Short report

Simvastatin inhibits interferon-γ-induced MHC class II up-regulation in cultured astrocytes

Esther Zeinstra¹ , Nadine Wilczak¹ , Daniel Chesik¹ , Lisa Glazenburg^1,2 , Frans GM Kroese² and Jacques De Keyser¹

¹  Department of Neurology, University Medical Center Groningen, University of Groningen, Groningen, The Netherlands

²  Cell Biology (Immunology Section), University Medical Center Groningen, University of Groningen, Groningen, The Netherlands

author email corresponding author email

Journal of Neuroinflammation 2006, 3:16doi:10.1186/1742-2094-3-16

Published:	21 July 2006

Abstract

Based on their potent anti-inflammatory properties and a preliminary clinical trial, statins (HMG-CoA reductase inhibitors) are being studied as possible candidates for multiple sclerosis (MS) therapy. The pathogenesis of MS is unclear. One theory suggests that the development of autoimmune lesions in the central nervous system may be due to a failure of endogenous inhibitory control of MHC class II expression on astrocytes, allowing these cells to adapt an interferon (IFN)-γ-induced antigen presenting phenotype. By using immunocytochemistry in cultured astrocytes derived from newborn Wistar rats we found that simvastatin at nanomolar concentrations inhibited, in a dose-response fashion, up to 70% of IFN-γ-induced MHC class II expression. This effect was reversed by the HMG-CoA reductase product mevalonate. Suppression of the antigen presenting function of astrocytes might contribute to the beneficial effects of statins in MS.

Data shown
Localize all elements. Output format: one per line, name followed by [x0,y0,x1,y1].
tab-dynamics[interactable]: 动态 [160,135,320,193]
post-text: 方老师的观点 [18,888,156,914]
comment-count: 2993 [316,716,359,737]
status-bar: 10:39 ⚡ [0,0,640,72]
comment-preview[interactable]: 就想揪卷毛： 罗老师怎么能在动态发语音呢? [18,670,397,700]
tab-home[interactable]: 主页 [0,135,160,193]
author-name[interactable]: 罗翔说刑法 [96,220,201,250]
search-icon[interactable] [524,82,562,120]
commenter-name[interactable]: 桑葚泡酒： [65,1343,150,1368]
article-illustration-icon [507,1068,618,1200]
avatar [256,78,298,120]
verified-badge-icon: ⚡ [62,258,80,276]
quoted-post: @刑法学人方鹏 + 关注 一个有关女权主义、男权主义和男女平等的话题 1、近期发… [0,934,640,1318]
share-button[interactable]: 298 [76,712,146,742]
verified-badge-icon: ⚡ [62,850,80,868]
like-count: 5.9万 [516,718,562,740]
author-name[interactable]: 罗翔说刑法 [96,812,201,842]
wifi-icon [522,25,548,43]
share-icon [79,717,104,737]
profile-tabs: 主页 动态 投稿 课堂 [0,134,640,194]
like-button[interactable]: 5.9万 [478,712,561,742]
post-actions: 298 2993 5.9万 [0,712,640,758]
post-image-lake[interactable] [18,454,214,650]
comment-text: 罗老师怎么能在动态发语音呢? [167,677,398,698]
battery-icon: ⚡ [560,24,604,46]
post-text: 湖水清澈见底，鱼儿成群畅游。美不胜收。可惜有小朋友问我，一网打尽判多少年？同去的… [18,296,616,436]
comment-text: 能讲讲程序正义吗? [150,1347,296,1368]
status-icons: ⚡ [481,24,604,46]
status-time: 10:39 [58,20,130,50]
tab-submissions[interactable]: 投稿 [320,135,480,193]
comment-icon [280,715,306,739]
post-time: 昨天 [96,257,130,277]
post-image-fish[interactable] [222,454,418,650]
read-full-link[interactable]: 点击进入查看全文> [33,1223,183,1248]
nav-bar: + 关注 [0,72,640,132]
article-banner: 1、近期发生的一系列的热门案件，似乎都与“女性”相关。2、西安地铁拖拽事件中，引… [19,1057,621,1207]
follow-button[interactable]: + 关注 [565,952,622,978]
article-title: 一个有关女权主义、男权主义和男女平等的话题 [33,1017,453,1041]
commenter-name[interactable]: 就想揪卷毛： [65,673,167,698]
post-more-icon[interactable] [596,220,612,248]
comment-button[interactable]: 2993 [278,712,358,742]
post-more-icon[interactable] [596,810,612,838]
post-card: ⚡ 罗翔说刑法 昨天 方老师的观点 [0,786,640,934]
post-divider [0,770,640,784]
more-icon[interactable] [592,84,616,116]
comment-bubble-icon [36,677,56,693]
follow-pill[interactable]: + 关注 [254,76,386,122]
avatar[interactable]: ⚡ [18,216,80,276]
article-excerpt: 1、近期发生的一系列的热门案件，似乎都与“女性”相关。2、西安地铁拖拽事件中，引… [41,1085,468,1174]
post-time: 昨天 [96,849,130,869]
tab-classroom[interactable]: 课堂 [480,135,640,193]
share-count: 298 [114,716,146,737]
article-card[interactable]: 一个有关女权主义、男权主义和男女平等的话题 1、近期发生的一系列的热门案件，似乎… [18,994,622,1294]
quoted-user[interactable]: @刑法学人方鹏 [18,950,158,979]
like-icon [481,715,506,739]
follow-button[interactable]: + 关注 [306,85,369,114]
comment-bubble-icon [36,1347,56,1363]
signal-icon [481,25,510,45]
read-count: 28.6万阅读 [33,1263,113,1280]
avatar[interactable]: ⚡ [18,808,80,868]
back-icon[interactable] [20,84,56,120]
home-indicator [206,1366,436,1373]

Task brief
In the short report on simvastatin and astrocytes, what reversed simvastatin's effect on MHC class II expression?

Reply
Mevalonate, the product of HMG-CoA reductase.